● PROMPT: Below are records. Copy every line with "content" in it.

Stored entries
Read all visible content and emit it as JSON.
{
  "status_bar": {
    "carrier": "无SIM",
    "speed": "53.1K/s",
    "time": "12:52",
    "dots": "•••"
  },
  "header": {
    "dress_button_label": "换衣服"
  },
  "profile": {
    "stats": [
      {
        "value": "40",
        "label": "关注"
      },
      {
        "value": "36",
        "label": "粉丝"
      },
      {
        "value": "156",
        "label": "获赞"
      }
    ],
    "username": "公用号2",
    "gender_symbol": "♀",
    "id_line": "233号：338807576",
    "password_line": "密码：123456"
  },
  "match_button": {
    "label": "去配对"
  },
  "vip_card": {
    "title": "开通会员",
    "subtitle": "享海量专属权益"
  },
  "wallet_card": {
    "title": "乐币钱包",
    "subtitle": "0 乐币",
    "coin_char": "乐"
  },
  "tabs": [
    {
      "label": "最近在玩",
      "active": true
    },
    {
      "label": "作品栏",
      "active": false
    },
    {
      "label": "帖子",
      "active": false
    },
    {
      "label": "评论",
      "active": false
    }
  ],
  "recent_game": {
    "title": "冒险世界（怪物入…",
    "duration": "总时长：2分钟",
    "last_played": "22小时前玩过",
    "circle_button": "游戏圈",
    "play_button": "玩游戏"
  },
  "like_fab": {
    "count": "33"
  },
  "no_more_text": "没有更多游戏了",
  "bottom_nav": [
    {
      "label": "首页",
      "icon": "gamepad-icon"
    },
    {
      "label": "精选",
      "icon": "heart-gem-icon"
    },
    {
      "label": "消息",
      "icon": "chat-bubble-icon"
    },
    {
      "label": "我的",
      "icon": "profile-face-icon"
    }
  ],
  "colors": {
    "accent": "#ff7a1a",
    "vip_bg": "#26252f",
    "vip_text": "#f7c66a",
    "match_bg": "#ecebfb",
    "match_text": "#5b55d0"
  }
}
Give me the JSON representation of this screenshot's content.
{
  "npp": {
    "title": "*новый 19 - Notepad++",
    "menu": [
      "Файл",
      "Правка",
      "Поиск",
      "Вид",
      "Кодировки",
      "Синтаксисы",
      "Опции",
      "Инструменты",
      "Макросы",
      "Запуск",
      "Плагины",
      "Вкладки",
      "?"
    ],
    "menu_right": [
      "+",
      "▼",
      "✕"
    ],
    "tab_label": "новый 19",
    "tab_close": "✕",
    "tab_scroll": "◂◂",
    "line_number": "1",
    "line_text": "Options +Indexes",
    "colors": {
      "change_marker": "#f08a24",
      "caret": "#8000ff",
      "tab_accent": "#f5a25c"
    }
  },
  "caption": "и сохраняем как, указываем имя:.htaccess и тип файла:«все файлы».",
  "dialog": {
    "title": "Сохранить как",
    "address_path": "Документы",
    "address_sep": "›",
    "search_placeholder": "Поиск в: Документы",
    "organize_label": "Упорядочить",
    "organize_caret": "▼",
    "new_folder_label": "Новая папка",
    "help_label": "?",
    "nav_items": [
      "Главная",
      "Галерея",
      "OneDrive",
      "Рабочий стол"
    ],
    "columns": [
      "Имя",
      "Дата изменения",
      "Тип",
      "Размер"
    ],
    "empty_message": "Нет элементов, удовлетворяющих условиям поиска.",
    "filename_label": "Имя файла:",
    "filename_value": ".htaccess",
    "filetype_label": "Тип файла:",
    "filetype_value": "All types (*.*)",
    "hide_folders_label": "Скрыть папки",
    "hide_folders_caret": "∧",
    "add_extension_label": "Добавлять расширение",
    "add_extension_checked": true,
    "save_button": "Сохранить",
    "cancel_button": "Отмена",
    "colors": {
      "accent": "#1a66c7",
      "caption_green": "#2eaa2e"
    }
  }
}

● PROBLEM SOLUTION:
Read all visible content and emit it as JSON.
Give me the JSON representation of this screenshot's content.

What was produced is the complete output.